-------- Selected excerpt

Welcome once again to PCGamesN’s Spotlight on Greenlight, our regular Saturday feature where we look at the best and the most interesting Greenlight games that are hoping to make their way onto Steam. We’ve already looked at dozens of other titles in weeks past, so do take a look at our back catalogue.

Paranautical Activity is a cruel game, like all good roguelikes are. It wears you down with room after room of monsters – stripping your health, armour, and ammo until you’re left a hair’s breadth from death – and then it offers you a choice: fight the boss and leave this hellish floor or explore one more room. After all, maybe that next room will contain a health drop, a new shield, enough gold for you to buy that upgrade in the shop.

It’s all a tease, though. You walk into the room, the doors lock, and you’re surrounded by spiders. Exploding spiders. And it was all your own stupid fault for not choosing to fight the boss.

Failure stings all the more when you had a choice.

This constant battle between managing your ability to fight and exploring each level of the dungeon is what drives you through Paranautical Activity, a game which is essentially a first-person version of The Binding of Isaac, only with more voxels. It taps into the hoarder desire in everyone, the wish to search every nook and cranny for that last bit of loot, and it punishes you for it.

Like I said, cruel.

It’s also ridiculously satisfying when you clear a room, winning a fight that seemed unwinnable. It’s like you’ve got one over on the game.

Each game starts with you arriving at level one of hell via an elevator cage. You’re provided with a randomly assigned weapon – everything from a boomerang sickle, to a shotgun, to a rocket launcher – and then you’re left to explore a network of randomly generated monster rooms.

All the rooms are simple cubes with a varied assortment of walkways, staircases, and walls. And each room is filled with hellish creatures; hooded acolytes that cast fireballs, horned demons with miniguns for arms, and, if you’re really unlucky, butterflies. The butterflies are the bane of sublevel two and beyond. They float about the room firing white orbs that home in on you. Because the orbs don’t disappear till they hit a surface (or flesh) before long you can end up with whole swarms of orbs circling around you. Fucking butterflies.

Initially, the dungeon’s layout is completely unknown to you. Your minimap shows just the elevator room and any rooms that adjoin it. Because you can only descend to the next level once you defeat a boss character, you’ll have to start clearing rooms to find out where the boss is hiding in the dungeon.

As well as a boss room, each level has a secondary boss and a gift shop. The secondary bosses can be ridiculously hard and take you from full health all the way down to a puddle of blood on the ground in moments but beating them usually provides you with a powerful upgrade (speed boosts, damage increases, a higher fire rate). It’s up to you whether you want to risk it.

----------------
-------- Given data

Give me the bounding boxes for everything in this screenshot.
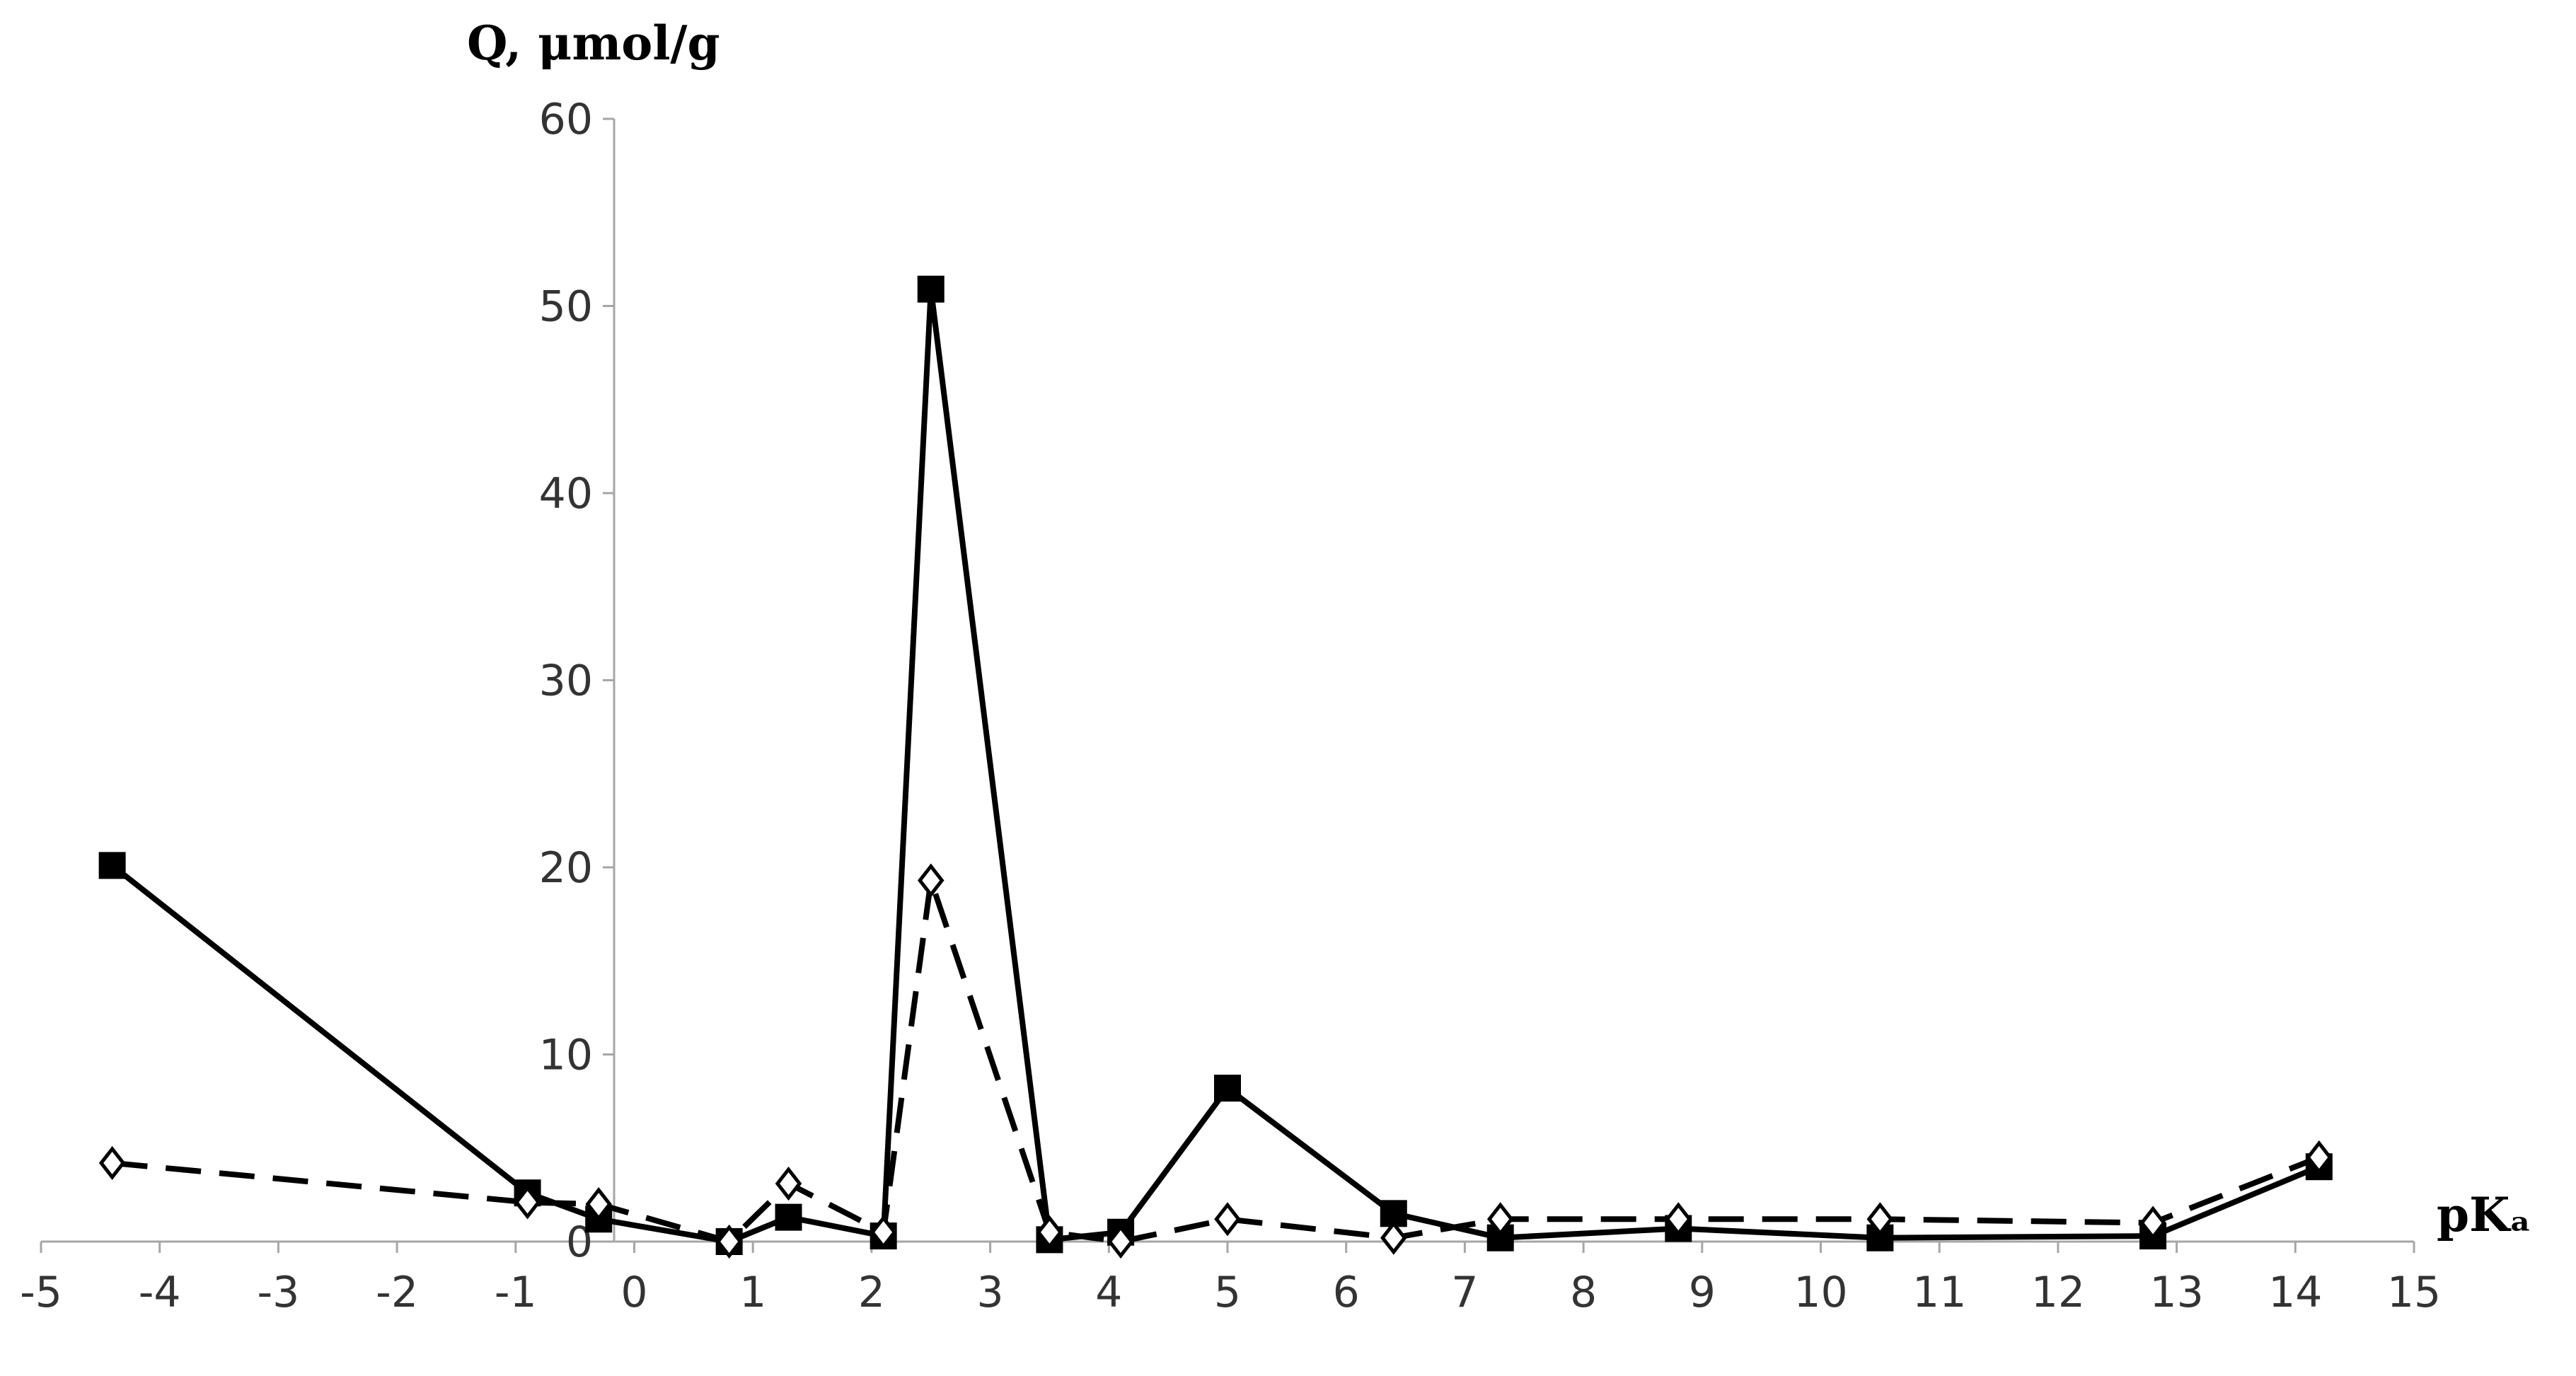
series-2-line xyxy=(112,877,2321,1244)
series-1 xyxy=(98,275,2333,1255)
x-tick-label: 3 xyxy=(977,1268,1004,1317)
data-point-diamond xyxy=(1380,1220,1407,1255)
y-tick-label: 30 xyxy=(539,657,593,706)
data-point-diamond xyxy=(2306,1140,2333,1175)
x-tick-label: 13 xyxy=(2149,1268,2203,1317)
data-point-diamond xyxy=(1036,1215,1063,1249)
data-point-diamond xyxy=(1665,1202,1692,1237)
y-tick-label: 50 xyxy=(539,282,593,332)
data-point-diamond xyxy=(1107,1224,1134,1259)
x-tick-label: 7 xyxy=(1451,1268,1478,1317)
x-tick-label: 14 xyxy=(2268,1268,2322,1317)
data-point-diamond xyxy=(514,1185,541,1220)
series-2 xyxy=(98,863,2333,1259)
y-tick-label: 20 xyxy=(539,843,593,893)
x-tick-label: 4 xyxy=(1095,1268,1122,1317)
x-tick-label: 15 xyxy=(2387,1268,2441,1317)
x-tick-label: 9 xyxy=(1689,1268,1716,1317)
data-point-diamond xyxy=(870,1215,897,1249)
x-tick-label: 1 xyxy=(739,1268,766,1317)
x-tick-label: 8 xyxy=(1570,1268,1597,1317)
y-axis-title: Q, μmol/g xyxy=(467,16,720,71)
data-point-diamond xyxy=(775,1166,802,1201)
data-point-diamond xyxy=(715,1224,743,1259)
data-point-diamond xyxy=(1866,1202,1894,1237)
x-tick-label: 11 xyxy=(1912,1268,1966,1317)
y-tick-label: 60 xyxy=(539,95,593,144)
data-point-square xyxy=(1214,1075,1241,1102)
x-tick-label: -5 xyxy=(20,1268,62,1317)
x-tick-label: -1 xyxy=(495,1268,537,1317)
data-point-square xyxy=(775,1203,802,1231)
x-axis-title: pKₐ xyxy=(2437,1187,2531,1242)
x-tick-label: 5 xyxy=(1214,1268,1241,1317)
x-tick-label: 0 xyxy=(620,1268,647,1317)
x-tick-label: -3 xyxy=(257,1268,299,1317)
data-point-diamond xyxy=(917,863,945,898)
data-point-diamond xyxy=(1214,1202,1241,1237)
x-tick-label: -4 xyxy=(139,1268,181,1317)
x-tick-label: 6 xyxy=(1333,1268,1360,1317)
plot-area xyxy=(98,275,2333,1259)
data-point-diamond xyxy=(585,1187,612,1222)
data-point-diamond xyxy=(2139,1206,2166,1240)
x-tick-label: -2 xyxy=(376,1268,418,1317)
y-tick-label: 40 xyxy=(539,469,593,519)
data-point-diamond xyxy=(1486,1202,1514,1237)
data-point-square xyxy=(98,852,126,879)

----------------

→ Task directions: Write the next part of the Paranautical Activity review, starting after its final sentence. The records come from a different source than the text.

→ The response:
It’s always up to you.

Because monsters don’t spawn until you enter a room and the doors lock behind you, you can’t know what you’re about to fight before it’s too late. Once you go through the door you are committed, you must fight and you must win. It means that in the later stages of the game, when you’re down to the third and fourth sublevels (I still haven’t managed to get further – this game is hard, seriously) entering any room unnecessarily, rooms that don’t lead to the boss, could potentially sink you.


Make no mistake, Paranautical is a rough game. It’s geometry is simple, the menus are ugly, and the guns don’t have recoil, and everything has a sense of the rudimentary about it. This lends the game a certain charm, that it is fun in spite of its build quality, not because of it.

There are points when the lack of polish gets in the way of the game, though. For instance, there’s no crouch button. This means that if you kill a monster that’s standing under a staircase and it drops a vitally-needed health pack, you can’t reach it. You can’t crouch to get into the gap and pick it up. That’s frustrating.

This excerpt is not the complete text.